>> Begin Given records
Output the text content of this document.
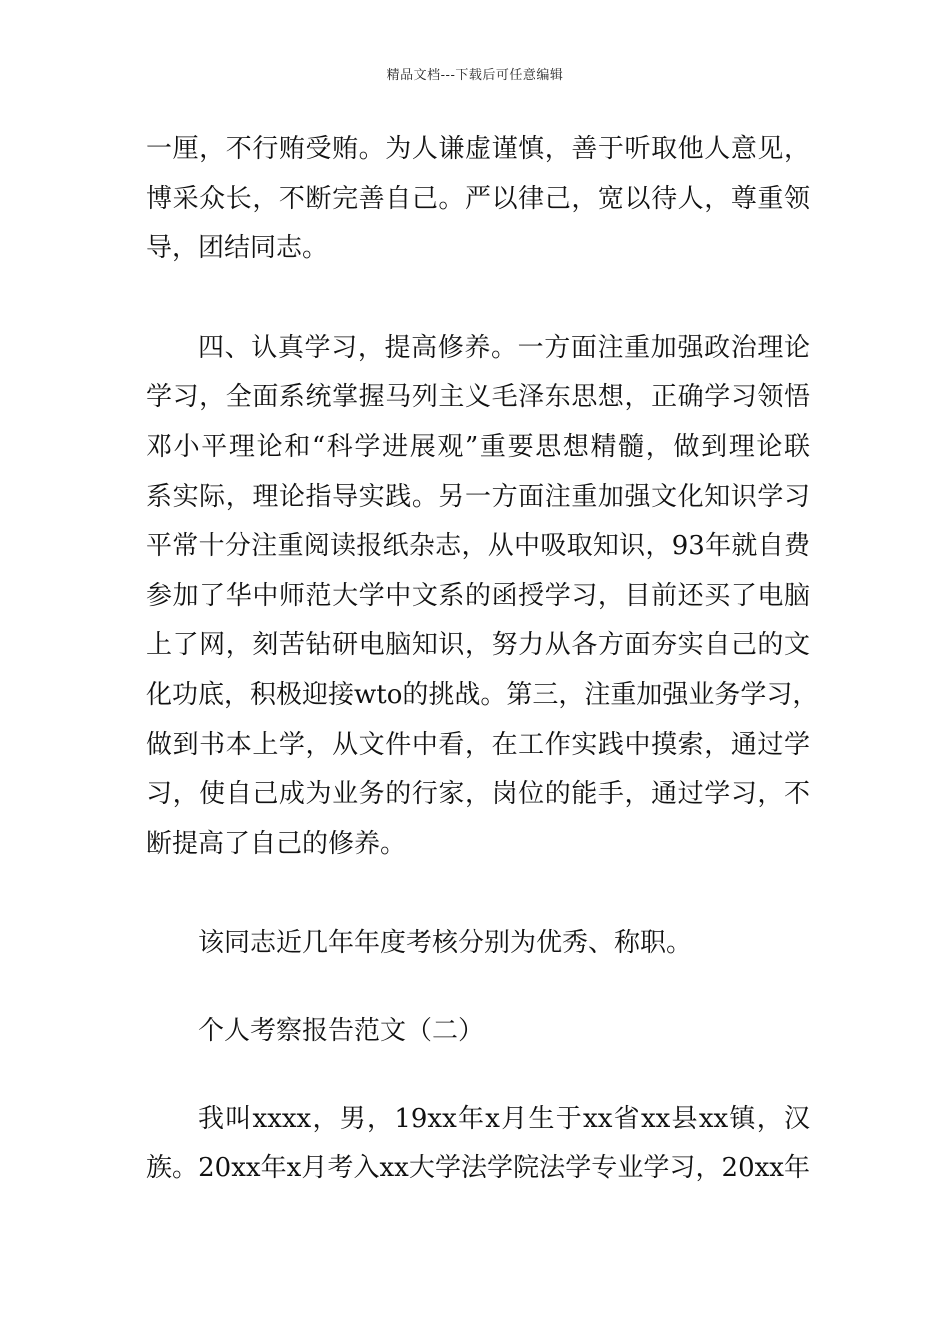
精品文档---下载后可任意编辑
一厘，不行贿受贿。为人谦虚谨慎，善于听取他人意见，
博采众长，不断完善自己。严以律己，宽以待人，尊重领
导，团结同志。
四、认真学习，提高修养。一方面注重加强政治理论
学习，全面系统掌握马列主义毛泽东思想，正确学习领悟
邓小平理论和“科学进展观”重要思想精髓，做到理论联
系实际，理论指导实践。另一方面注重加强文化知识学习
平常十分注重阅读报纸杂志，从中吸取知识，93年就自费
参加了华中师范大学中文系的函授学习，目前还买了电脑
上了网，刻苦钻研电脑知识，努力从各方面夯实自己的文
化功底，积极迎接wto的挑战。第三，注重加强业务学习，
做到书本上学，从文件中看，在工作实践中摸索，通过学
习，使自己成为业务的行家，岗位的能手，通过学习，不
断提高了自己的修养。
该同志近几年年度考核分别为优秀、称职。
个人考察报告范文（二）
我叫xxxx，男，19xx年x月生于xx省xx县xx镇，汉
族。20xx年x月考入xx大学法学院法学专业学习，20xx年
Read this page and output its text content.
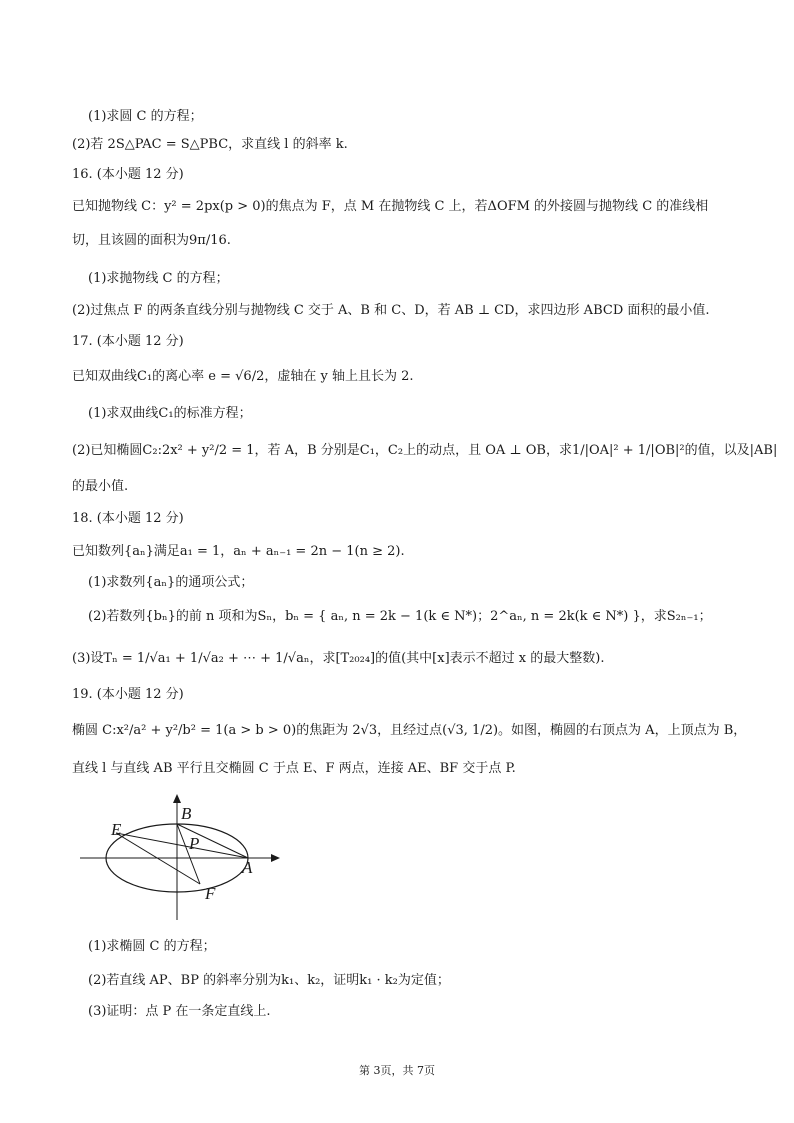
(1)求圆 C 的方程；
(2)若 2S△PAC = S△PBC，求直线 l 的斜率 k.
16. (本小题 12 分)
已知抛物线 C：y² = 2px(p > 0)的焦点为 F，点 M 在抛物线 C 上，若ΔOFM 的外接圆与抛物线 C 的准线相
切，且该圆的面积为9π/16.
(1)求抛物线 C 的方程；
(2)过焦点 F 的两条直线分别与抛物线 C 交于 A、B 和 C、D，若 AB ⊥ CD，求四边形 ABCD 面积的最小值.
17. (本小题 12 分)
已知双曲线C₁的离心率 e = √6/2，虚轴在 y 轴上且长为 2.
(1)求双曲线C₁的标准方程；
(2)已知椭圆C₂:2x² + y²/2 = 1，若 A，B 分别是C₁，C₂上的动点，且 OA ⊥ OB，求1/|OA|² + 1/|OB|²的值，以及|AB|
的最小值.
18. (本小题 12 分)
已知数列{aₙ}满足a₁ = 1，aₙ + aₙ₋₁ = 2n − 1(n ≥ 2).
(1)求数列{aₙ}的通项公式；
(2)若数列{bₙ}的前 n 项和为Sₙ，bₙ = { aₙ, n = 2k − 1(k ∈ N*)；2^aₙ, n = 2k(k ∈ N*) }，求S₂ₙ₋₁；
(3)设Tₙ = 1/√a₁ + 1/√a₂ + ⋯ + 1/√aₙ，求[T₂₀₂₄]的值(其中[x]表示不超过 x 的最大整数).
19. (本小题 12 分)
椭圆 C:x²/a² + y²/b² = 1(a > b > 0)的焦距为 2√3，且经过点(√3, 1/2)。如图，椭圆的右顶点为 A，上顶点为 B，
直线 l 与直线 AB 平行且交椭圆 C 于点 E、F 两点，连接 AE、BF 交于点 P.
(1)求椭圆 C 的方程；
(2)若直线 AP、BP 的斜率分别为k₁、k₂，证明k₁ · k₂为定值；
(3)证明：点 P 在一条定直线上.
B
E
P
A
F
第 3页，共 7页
>> End Given records
● **Problem description**:
Pull out every line in the material above where "text" occurs.

● **Answer to this problem**:
Output the text content of this document.
Read this page and output its text content.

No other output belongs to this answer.